(Data extracted from a collection)
________
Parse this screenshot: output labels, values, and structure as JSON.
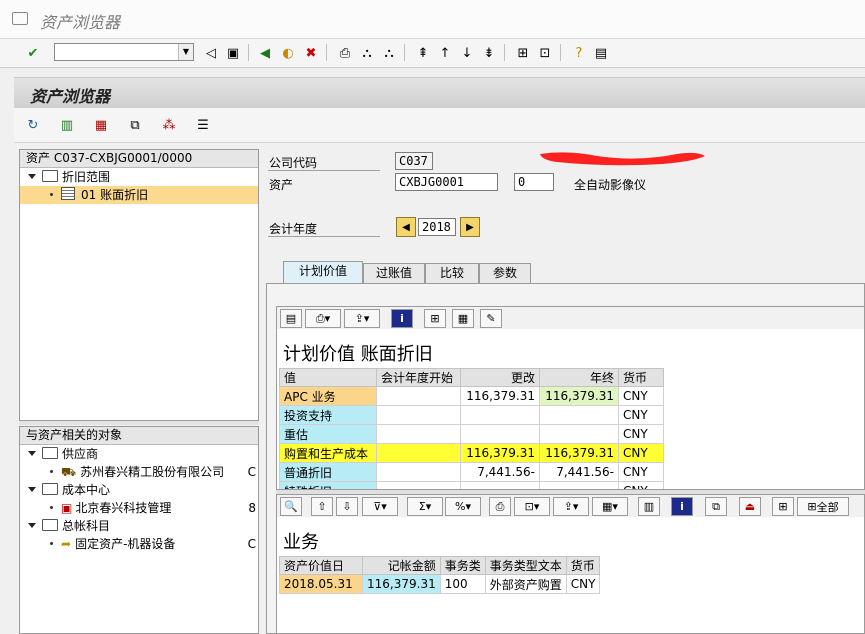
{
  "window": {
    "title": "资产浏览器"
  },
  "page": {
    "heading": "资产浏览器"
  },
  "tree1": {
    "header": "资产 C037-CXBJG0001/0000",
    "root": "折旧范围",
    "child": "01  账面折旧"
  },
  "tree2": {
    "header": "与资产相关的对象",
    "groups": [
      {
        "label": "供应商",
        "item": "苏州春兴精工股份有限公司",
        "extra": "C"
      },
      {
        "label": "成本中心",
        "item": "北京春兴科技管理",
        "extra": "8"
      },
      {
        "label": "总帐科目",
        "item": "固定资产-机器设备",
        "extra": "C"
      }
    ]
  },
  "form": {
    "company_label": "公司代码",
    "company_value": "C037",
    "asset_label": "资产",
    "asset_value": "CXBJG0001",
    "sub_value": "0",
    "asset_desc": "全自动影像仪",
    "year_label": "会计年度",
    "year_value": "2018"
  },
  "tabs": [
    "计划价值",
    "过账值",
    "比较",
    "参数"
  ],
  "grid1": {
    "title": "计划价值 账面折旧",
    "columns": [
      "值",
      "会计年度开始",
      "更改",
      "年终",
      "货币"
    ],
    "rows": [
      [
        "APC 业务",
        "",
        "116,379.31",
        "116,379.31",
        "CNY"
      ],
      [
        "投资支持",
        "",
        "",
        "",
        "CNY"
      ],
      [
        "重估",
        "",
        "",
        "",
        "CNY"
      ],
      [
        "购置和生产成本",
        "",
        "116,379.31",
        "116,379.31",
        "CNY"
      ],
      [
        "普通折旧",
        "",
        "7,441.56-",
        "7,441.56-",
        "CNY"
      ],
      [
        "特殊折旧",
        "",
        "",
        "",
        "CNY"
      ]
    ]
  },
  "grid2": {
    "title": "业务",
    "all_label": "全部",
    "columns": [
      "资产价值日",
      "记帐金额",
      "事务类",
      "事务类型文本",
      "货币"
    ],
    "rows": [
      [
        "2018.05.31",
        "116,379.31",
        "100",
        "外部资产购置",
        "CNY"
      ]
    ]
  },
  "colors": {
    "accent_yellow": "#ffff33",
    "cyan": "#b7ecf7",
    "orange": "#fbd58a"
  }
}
________
[Written instruction]
Find the lines holding "header" and list every one.

[The output]
    "header": "资产 C037-CXBJG0001/0000",
    "header": "与资产相关的对象",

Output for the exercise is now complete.